(Stored records)

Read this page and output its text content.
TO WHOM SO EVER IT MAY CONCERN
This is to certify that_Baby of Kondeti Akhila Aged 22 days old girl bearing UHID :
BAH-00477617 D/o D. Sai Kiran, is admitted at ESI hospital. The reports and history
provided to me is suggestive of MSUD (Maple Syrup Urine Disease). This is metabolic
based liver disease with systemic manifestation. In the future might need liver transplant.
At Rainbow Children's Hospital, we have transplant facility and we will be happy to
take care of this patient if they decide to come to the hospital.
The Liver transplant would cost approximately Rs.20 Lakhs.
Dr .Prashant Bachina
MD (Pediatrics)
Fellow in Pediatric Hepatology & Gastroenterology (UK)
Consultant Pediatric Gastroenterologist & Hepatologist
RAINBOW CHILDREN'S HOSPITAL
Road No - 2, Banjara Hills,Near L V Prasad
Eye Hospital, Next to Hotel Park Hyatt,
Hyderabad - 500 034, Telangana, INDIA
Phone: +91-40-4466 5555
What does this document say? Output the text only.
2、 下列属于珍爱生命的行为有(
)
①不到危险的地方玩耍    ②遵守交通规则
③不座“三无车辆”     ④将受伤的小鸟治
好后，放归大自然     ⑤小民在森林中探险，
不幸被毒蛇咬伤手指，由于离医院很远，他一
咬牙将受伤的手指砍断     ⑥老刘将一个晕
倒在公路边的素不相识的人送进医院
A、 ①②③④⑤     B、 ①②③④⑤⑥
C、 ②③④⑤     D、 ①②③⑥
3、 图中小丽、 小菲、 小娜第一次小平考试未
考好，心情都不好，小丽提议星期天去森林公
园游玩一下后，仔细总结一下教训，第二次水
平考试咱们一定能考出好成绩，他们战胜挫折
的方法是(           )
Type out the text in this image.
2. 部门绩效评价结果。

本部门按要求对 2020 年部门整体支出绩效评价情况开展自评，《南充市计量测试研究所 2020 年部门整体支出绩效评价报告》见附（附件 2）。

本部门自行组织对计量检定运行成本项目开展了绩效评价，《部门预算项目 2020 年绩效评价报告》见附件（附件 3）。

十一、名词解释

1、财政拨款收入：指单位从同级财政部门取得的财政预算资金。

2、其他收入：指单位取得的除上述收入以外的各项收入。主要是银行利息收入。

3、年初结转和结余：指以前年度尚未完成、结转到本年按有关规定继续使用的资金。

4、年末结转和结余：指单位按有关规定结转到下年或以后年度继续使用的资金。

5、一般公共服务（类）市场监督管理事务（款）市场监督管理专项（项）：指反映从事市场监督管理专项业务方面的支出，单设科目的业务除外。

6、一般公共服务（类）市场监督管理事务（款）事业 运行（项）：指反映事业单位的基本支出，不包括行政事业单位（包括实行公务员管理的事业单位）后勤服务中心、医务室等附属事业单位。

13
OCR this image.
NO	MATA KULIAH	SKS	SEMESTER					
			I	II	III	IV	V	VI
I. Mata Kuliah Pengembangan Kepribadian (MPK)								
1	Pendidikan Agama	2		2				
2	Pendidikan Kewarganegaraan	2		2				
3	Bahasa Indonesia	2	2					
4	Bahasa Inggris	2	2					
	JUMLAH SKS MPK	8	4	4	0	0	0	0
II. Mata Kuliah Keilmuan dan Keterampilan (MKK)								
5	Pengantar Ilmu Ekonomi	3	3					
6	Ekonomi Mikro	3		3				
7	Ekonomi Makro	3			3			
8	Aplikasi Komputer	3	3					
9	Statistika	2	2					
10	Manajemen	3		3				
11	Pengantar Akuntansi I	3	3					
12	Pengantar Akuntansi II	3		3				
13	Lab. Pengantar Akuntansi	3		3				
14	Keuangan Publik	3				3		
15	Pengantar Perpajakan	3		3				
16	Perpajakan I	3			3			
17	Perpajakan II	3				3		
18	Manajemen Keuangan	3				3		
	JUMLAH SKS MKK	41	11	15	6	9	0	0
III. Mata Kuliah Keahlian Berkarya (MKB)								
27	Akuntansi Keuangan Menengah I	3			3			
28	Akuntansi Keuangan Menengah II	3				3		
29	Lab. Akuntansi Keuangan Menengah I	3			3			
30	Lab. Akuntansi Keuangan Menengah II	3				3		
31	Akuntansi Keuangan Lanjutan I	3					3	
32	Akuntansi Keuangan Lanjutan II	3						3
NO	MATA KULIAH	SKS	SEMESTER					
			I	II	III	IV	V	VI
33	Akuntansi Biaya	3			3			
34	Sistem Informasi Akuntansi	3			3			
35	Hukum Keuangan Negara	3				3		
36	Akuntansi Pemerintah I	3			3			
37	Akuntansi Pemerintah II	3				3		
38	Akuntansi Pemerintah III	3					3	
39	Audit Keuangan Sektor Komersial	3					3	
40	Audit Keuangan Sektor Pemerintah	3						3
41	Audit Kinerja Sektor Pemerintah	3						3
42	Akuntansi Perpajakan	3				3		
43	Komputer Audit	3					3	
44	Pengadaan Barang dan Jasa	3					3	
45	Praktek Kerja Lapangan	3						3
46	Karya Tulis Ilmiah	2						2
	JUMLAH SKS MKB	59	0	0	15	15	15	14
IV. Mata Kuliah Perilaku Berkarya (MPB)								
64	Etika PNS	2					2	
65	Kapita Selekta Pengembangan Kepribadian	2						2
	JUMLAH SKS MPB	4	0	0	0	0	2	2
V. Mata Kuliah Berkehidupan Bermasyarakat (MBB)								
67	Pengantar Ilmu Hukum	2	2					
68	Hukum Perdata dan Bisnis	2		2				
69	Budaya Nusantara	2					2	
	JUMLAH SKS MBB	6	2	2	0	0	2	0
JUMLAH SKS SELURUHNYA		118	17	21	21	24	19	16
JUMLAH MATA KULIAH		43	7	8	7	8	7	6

• _Exercise instructions_
Print the complete listing again, exactly as it stands.

• _Worked solution_
Read this page and output its text content.
TO WHOM SO EVER IT MAY CONCERN
This is to certify that_Baby of Kondeti Akhila Aged 22 days old girl bearing UHID :
BAH-00477617 D/o D. Sai Kiran, is admitted at ESI hospital. The reports and history
provided to me is suggestive of MSUD (Maple Syrup Urine Disease). This is metabolic
based liver disease with systemic manifestation. In the future might need liver transplant.
At Rainbow Children's Hospital, we have transplant facility and we will be happy to
take care of this patient if they decide to come to the hospital.
The Liver transplant would cost approximately Rs.20 Lakhs.
Dr .Prashant Bachina
MD (Pediatrics)
Fellow in Pediatric Hepatology & Gastroenterology (UK)
Consultant Pediatric Gastroenterologist & Hepatologist
RAINBOW CHILDREN'S HOSPITAL
Road No - 2, Banjara Hills,Near L V Prasad
Eye Hospital, Next to Hotel Park Hyatt,
Hyderabad - 500 034, Telangana, INDIA
Phone: +91-40-4466 5555
What does this document say? Output the text only.
2、 下列属于珍爱生命的行为有(
)
①不到危险的地方玩耍    ②遵守交通规则
③不座“三无车辆”     ④将受伤的小鸟治
好后，放归大自然     ⑤小民在森林中探险，
不幸被毒蛇咬伤手指，由于离医院很远，他一
咬牙将受伤的手指砍断     ⑥老刘将一个晕
倒在公路边的素不相识的人送进医院
A、 ①②③④⑤     B、 ①②③④⑤⑥
C、 ②③④⑤     D、 ①②③⑥
3、 图中小丽、 小菲、 小娜第一次小平考试未
考好，心情都不好，小丽提议星期天去森林公
园游玩一下后，仔细总结一下教训，第二次水
平考试咱们一定能考出好成绩，他们战胜挫折
的方法是(           )
Type out the text in this image.
2. 部门绩效评价结果。

本部门按要求对 2020 年部门整体支出绩效评价情况开展自评，《南充市计量测试研究所 2020 年部门整体支出绩效评价报告》见附（附件 2）。

本部门自行组织对计量检定运行成本项目开展了绩效评价，《部门预算项目 2020 年绩效评价报告》见附件（附件 3）。

十一、名词解释

1、财政拨款收入：指单位从同级财政部门取得的财政预算资金。

2、其他收入：指单位取得的除上述收入以外的各项收入。主要是银行利息收入。

3、年初结转和结余：指以前年度尚未完成、结转到本年按有关规定继续使用的资金。

4、年末结转和结余：指单位按有关规定结转到下年或以后年度继续使用的资金。

5、一般公共服务（类）市场监督管理事务（款）市场监督管理专项（项）：指反映从事市场监督管理专项业务方面的支出，单设科目的业务除外。

6、一般公共服务（类）市场监督管理事务（款）事业 运行（项）：指反映事业单位的基本支出，不包括行政事业单位（包括实行公务员管理的事业单位）后勤服务中心、医务室等附属事业单位。

13
OCR this image.
NO	MATA KULIAH	SKS	SEMESTER					
			I	II	III	IV	V	VI
I. Mata Kuliah Pengembangan Kepribadian (MPK)								
1	Pendidikan Agama	2		2				
2	Pendidikan Kewarganegaraan	2		2				
3	Bahasa Indonesia	2	2					
4	Bahasa Inggris	2	2					
	JUMLAH SKS MPK	8	4	4	0	0	0	0
II. Mata Kuliah Keilmuan dan Keterampilan (MKK)								
5	Pengantar Ilmu Ekonomi	3	3					
6	Ekonomi Mikro	3		3				
7	Ekonomi Makro	3			3			
8	Aplikasi Komputer	3	3					
9	Statistika	2	2					
10	Manajemen	3		3				
11	Pengantar Akuntansi I	3	3					
12	Pengantar Akuntansi II	3		3				
13	Lab. Pengantar Akuntansi	3		3				
14	Keuangan Publik	3				3		
15	Pengantar Perpajakan	3		3				
16	Perpajakan I	3			3			
17	Perpajakan II	3				3		
18	Manajemen Keuangan	3				3		
	JUMLAH SKS MKK	41	11	15	6	9	0	0
III. Mata Kuliah Keahlian Berkarya (MKB)								
27	Akuntansi Keuangan Menengah I	3			3			
28	Akuntansi Keuangan Menengah II	3				3		
29	Lab. Akuntansi Keuangan Menengah I	3			3			
30	Lab. Akuntansi Keuangan Menengah II	3				3		
31	Akuntansi Keuangan Lanjutan I	3					3	
32	Akuntansi Keuangan Lanjutan II	3						3
NO	MATA KULIAH	SKS	SEMESTER					
			I	II	III	IV	V	VI
33	Akuntansi Biaya	3			3			
34	Sistem Informasi Akuntansi	3			3			
35	Hukum Keuangan Negara	3				3		
36	Akuntansi Pemerintah I	3			3			
37	Akuntansi Pemerintah II	3				3		
38	Akuntansi Pemerintah III	3					3	
39	Audit Keuangan Sektor Komersial	3					3	
40	Audit Keuangan Sektor Pemerintah	3						3
41	Audit Kinerja Sektor Pemerintah	3						3
42	Akuntansi Perpajakan	3				3		
43	Komputer Audit	3					3	
44	Pengadaan Barang dan Jasa	3					3	
45	Praktek Kerja Lapangan	3						3
46	Karya Tulis Ilmiah	2						2
	JUMLAH SKS MKB	59	0	0	15	15	15	14
IV. Mata Kuliah Perilaku Berkarya (MPB)								
64	Etika PNS	2					2	
65	Kapita Selekta Pengembangan Kepribadian	2						2
	JUMLAH SKS MPB	4	0	0	0	0	2	2
V. Mata Kuliah Berkehidupan Bermasyarakat (MBB)								
67	Pengantar Ilmu Hukum	2	2					
68	Hukum Perdata dan Bisnis	2		2				
69	Budaya Nusantara	2					2	
	JUMLAH SKS MBB	6	2	2	0	0	2	0
JUMLAH SKS SELURUHNYA		118	17	21	21	24	19	16
JUMLAH MATA KULIAH		43	7	8	7	8	7	6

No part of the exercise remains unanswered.